- **STORED DATA**
******************************
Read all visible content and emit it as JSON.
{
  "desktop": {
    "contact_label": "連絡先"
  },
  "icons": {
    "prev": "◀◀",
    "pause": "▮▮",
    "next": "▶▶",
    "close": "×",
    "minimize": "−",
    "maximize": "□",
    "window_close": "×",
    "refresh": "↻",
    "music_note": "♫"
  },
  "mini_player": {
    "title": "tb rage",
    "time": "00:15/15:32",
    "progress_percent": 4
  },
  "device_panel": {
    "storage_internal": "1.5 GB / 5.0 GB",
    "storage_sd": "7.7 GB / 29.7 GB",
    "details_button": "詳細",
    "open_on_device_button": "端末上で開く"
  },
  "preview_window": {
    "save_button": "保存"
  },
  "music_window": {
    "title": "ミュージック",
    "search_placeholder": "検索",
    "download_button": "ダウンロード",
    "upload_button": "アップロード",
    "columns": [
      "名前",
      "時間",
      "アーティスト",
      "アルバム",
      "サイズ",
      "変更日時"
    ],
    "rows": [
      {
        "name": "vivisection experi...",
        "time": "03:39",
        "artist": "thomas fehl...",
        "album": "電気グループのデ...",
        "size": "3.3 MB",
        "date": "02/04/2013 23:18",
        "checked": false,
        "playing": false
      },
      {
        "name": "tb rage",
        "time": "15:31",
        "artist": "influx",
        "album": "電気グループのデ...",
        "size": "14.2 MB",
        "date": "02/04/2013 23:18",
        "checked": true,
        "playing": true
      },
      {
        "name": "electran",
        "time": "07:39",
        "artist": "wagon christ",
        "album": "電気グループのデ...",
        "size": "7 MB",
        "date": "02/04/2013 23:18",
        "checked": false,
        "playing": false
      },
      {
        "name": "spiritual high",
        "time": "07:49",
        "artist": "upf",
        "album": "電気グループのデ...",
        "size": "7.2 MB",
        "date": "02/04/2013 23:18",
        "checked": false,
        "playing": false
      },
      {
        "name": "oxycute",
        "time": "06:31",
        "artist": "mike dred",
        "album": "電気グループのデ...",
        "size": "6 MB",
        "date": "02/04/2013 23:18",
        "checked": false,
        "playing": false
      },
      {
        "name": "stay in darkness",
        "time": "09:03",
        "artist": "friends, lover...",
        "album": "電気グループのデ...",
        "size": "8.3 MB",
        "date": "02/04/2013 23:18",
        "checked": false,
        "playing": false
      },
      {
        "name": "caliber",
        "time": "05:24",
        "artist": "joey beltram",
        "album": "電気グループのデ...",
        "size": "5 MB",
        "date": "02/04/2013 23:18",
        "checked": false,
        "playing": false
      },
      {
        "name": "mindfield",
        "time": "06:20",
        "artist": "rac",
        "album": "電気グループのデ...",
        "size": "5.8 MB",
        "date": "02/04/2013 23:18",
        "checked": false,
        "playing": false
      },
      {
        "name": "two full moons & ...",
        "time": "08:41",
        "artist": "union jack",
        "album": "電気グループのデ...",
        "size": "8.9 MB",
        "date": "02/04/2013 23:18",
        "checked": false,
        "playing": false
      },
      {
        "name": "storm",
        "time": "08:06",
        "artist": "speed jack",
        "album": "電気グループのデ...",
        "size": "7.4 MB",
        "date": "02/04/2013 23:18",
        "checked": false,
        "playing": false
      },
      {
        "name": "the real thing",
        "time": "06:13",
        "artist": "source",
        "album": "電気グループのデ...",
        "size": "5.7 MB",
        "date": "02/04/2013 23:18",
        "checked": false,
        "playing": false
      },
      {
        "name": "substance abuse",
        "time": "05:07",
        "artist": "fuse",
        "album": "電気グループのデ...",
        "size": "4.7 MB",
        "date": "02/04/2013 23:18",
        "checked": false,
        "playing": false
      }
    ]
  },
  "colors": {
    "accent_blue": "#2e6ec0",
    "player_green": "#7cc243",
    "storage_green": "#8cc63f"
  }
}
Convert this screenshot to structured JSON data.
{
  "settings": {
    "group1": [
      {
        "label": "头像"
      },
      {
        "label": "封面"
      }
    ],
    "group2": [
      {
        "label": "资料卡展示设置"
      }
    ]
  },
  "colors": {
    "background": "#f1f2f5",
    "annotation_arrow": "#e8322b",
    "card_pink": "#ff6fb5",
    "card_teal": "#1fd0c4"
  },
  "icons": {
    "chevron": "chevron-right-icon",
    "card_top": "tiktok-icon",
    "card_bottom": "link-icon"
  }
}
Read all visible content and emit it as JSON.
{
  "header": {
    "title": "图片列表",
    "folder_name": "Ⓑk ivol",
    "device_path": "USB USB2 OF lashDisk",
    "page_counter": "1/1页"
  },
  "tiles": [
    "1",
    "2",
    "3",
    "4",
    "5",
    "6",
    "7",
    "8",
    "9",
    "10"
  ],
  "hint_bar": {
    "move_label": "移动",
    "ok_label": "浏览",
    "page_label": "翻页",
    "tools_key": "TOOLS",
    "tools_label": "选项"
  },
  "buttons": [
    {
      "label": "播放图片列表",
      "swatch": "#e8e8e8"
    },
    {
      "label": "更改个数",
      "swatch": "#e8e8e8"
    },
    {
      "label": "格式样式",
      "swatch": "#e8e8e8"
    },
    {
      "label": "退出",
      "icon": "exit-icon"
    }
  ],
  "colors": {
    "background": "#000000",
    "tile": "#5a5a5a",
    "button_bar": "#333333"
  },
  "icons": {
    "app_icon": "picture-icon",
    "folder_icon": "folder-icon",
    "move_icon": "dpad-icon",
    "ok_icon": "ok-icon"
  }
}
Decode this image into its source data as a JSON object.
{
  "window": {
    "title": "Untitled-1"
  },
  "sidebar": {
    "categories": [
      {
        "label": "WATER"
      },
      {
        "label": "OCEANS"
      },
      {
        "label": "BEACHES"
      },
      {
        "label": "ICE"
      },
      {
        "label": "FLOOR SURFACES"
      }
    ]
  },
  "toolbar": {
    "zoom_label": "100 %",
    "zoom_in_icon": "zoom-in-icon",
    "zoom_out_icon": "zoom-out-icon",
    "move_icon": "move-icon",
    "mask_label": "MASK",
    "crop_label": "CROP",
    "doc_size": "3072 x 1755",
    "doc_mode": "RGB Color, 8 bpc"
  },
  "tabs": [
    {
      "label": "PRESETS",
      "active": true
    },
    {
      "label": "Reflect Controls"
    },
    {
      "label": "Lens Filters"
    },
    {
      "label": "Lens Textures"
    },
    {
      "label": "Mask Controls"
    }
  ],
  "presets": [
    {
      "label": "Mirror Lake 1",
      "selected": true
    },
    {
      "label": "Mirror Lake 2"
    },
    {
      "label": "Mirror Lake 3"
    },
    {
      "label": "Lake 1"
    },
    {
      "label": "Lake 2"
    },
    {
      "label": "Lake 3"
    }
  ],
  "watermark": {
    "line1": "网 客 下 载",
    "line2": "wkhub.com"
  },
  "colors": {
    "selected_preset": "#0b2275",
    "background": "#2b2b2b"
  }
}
******************************
- **WHAT YOU WILL DO**
Repeat every entry word for word.

- **RESPONSE BELOW**
Read all visible content and emit it as JSON.
{
  "desktop": {
    "contact_label": "連絡先"
  },
  "icons": {
    "prev": "◀◀",
    "pause": "▮▮",
    "next": "▶▶",
    "close": "×",
    "minimize": "−",
    "maximize": "□",
    "window_close": "×",
    "refresh": "↻",
    "music_note": "♫"
  },
  "mini_player": {
    "title": "tb rage",
    "time": "00:15/15:32",
    "progress_percent": 4
  },
  "device_panel": {
    "storage_internal": "1.5 GB / 5.0 GB",
    "storage_sd": "7.7 GB / 29.7 GB",
    "details_button": "詳細",
    "open_on_device_button": "端末上で開く"
  },
  "preview_window": {
    "save_button": "保存"
  },
  "music_window": {
    "title": "ミュージック",
    "search_placeholder": "検索",
    "download_button": "ダウンロード",
    "upload_button": "アップロード",
    "columns": [
      "名前",
      "時間",
      "アーティスト",
      "アルバム",
      "サイズ",
      "変更日時"
    ],
    "rows": [
      {
        "name": "vivisection experi...",
        "time": "03:39",
        "artist": "thomas fehl...",
        "album": "電気グループのデ...",
        "size": "3.3 MB",
        "date": "02/04/2013 23:18",
        "checked": false,
        "playing": false
      },
      {
        "name": "tb rage",
        "time": "15:31",
        "artist": "influx",
        "album": "電気グループのデ...",
        "size": "14.2 MB",
        "date": "02/04/2013 23:18",
        "checked": true,
        "playing": true
      },
      {
        "name": "electran",
        "time": "07:39",
        "artist": "wagon christ",
        "album": "電気グループのデ...",
        "size": "7 MB",
        "date": "02/04/2013 23:18",
        "checked": false,
        "playing": false
      },
      {
        "name": "spiritual high",
        "time": "07:49",
        "artist": "upf",
        "album": "電気グループのデ...",
        "size": "7.2 MB",
        "date": "02/04/2013 23:18",
        "checked": false,
        "playing": false
      },
      {
        "name": "oxycute",
        "time": "06:31",
        "artist": "mike dred",
        "album": "電気グループのデ...",
        "size": "6 MB",
        "date": "02/04/2013 23:18",
        "checked": false,
        "playing": false
      },
      {
        "name": "stay in darkness",
        "time": "09:03",
        "artist": "friends, lover...",
        "album": "電気グループのデ...",
        "size": "8.3 MB",
        "date": "02/04/2013 23:18",
        "checked": false,
        "playing": false
      },
      {
        "name": "caliber",
        "time": "05:24",
        "artist": "joey beltram",
        "album": "電気グループのデ...",
        "size": "5 MB",
        "date": "02/04/2013 23:18",
        "checked": false,
        "playing": false
      },
      {
        "name": "mindfield",
        "time": "06:20",
        "artist": "rac",
        "album": "電気グループのデ...",
        "size": "5.8 MB",
        "date": "02/04/2013 23:18",
        "checked": false,
        "playing": false
      },
      {
        "name": "two full moons & ...",
        "time": "08:41",
        "artist": "union jack",
        "album": "電気グループのデ...",
        "size": "8.9 MB",
        "date": "02/04/2013 23:18",
        "checked": false,
        "playing": false
      },
      {
        "name": "storm",
        "time": "08:06",
        "artist": "speed jack",
        "album": "電気グループのデ...",
        "size": "7.4 MB",
        "date": "02/04/2013 23:18",
        "checked": false,
        "playing": false
      },
      {
        "name": "the real thing",
        "time": "06:13",
        "artist": "source",
        "album": "電気グループのデ...",
        "size": "5.7 MB",
        "date": "02/04/2013 23:18",
        "checked": false,
        "playing": false
      },
      {
        "name": "substance abuse",
        "time": "05:07",
        "artist": "fuse",
        "album": "電気グループのデ...",
        "size": "4.7 MB",
        "date": "02/04/2013 23:18",
        "checked": false,
        "playing": false
      }
    ]
  },
  "colors": {
    "accent_blue": "#2e6ec0",
    "player_green": "#7cc243",
    "storage_green": "#8cc63f"
  }
}
Convert this screenshot to structured JSON data.
{
  "settings": {
    "group1": [
      {
        "label": "头像"
      },
      {
        "label": "封面"
      }
    ],
    "group2": [
      {
        "label": "资料卡展示设置"
      }
    ]
  },
  "colors": {
    "background": "#f1f2f5",
    "annotation_arrow": "#e8322b",
    "card_pink": "#ff6fb5",
    "card_teal": "#1fd0c4"
  },
  "icons": {
    "chevron": "chevron-right-icon",
    "card_top": "tiktok-icon",
    "card_bottom": "link-icon"
  }
}
Read all visible content and emit it as JSON.
{
  "header": {
    "title": "图片列表",
    "folder_name": "Ⓑk ivol",
    "device_path": "USB USB2 OF lashDisk",
    "page_counter": "1/1页"
  },
  "tiles": [
    "1",
    "2",
    "3",
    "4",
    "5",
    "6",
    "7",
    "8",
    "9",
    "10"
  ],
  "hint_bar": {
    "move_label": "移动",
    "ok_label": "浏览",
    "page_label": "翻页",
    "tools_key": "TOOLS",
    "tools_label": "选项"
  },
  "buttons": [
    {
      "label": "播放图片列表",
      "swatch": "#e8e8e8"
    },
    {
      "label": "更改个数",
      "swatch": "#e8e8e8"
    },
    {
      "label": "格式样式",
      "swatch": "#e8e8e8"
    },
    {
      "label": "退出",
      "icon": "exit-icon"
    }
  ],
  "colors": {
    "background": "#000000",
    "tile": "#5a5a5a",
    "button_bar": "#333333"
  },
  "icons": {
    "app_icon": "picture-icon",
    "folder_icon": "folder-icon",
    "move_icon": "dpad-icon",
    "ok_icon": "ok-icon"
  }
}
Decode this image into its source data as a JSON object.
{
  "window": {
    "title": "Untitled-1"
  },
  "sidebar": {
    "categories": [
      {
        "label": "WATER"
      },
      {
        "label": "OCEANS"
      },
      {
        "label": "BEACHES"
      },
      {
        "label": "ICE"
      },
      {
        "label": "FLOOR SURFACES"
      }
    ]
  },
  "toolbar": {
    "zoom_label": "100 %",
    "zoom_in_icon": "zoom-in-icon",
    "zoom_out_icon": "zoom-out-icon",
    "move_icon": "move-icon",
    "mask_label": "MASK",
    "crop_label": "CROP",
    "doc_size": "3072 x 1755",
    "doc_mode": "RGB Color, 8 bpc"
  },
  "tabs": [
    {
      "label": "PRESETS",
      "active": true
    },
    {
      "label": "Reflect Controls"
    },
    {
      "label": "Lens Filters"
    },
    {
      "label": "Lens Textures"
    },
    {
      "label": "Mask Controls"
    }
  ],
  "presets": [
    {
      "label": "Mirror Lake 1",
      "selected": true
    },
    {
      "label": "Mirror Lake 2"
    },
    {
      "label": "Mirror Lake 3"
    },
    {
      "label": "Lake 1"
    },
    {
      "label": "Lake 2"
    },
    {
      "label": "Lake 3"
    }
  ],
  "watermark": {
    "line1": "网 客 下 载",
    "line2": "wkhub.com"
  },
  "colors": {
    "selected_preset": "#0b2275",
    "background": "#2b2b2b"
  }
}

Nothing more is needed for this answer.